Given task: Pick out each line containing the string "title" and copy it.

Given records:
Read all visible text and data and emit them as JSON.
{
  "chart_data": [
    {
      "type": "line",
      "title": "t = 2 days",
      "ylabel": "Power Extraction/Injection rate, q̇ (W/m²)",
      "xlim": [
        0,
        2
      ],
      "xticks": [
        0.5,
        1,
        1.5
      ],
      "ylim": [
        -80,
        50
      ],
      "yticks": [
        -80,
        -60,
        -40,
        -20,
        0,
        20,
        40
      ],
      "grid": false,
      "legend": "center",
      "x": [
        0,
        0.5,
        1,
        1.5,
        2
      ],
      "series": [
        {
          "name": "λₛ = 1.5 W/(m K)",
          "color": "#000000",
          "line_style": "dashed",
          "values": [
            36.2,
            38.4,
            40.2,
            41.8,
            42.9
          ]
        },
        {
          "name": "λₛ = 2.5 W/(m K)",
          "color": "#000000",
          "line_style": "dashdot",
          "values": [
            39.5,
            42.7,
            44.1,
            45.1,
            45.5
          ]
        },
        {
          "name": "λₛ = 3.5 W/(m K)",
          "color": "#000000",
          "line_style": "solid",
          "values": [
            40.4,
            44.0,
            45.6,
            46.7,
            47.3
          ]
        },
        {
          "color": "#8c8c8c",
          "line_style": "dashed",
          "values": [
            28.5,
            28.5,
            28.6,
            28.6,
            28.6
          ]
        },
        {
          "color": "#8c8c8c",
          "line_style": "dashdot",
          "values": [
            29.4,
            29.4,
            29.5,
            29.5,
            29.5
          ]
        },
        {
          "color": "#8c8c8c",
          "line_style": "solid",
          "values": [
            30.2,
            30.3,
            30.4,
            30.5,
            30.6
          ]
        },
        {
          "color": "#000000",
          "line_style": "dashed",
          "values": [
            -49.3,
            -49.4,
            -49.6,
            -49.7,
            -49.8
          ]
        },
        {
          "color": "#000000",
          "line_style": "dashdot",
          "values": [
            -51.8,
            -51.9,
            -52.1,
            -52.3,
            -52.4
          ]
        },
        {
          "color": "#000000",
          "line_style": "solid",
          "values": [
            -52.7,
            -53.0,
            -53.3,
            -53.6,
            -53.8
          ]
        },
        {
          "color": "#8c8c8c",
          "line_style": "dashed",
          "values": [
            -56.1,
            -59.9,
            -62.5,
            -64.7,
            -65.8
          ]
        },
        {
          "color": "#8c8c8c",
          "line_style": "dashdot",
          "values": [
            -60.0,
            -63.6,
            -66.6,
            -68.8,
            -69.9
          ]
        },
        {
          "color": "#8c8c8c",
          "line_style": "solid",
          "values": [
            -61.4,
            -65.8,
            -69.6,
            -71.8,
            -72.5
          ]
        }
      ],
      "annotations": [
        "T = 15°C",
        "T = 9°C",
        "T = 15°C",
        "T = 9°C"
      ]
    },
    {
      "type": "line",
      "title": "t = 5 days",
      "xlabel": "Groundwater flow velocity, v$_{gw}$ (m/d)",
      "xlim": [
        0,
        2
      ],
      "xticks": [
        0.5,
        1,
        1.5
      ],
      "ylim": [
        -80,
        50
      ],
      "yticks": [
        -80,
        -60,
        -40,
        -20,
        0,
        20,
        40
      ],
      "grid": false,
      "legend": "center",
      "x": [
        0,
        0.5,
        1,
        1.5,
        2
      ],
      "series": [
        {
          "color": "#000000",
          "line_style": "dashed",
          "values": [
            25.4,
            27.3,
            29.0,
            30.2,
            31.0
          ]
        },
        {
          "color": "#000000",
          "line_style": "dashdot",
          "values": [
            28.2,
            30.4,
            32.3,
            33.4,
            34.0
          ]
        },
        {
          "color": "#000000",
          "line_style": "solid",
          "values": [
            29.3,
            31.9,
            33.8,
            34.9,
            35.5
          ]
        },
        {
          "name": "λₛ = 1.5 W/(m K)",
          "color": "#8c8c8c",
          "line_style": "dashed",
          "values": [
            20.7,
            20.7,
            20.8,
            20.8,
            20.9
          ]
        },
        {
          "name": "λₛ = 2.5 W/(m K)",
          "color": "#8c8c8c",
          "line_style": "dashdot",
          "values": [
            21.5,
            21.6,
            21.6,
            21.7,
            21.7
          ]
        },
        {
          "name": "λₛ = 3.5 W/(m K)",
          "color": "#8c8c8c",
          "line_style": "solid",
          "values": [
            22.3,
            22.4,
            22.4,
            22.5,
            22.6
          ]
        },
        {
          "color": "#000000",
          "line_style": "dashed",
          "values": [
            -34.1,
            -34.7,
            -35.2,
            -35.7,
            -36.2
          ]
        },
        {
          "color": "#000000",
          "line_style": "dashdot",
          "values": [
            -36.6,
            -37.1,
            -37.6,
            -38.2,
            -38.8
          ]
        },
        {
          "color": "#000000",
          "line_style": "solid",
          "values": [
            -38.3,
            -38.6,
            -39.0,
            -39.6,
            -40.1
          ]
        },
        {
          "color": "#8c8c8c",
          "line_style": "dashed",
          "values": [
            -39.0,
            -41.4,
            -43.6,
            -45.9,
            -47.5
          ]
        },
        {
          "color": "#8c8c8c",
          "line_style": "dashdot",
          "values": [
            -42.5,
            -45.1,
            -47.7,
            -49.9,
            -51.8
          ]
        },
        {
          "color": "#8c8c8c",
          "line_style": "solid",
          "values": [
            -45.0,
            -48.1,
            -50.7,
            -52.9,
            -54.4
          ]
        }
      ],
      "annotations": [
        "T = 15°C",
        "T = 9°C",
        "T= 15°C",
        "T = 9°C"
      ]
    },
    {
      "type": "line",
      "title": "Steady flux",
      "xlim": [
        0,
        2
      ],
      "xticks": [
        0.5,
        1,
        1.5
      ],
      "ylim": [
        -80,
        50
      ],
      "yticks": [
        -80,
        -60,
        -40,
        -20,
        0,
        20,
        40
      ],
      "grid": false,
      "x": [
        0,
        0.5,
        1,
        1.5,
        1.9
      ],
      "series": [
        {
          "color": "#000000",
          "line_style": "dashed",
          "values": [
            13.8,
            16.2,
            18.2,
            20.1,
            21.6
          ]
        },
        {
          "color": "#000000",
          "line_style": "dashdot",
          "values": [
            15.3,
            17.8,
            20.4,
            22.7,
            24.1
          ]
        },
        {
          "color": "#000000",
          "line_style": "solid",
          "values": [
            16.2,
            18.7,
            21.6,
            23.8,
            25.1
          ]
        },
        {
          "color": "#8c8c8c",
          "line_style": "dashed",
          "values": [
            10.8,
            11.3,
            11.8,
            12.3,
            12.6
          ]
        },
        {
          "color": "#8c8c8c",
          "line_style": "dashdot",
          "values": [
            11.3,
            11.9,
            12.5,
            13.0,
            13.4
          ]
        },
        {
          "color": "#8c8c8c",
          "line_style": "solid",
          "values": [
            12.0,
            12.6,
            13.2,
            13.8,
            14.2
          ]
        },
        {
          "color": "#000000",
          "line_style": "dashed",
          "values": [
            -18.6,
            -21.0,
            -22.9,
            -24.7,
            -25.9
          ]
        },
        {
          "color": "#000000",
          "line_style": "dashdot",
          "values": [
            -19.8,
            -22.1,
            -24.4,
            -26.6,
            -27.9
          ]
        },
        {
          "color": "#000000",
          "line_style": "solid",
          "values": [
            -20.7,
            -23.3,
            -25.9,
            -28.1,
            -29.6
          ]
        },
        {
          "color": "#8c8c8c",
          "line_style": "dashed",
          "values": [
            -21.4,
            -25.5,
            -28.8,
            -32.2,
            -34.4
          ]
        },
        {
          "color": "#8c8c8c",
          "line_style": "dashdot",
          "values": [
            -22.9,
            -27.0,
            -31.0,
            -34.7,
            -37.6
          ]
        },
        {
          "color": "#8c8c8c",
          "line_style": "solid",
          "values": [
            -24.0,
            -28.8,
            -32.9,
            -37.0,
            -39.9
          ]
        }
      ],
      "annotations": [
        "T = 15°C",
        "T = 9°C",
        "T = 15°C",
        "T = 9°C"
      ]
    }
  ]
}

Response for this exercise:
      "title": "t = 2 days",
      "title": "t = 5 days",
      "title": "Steady flux",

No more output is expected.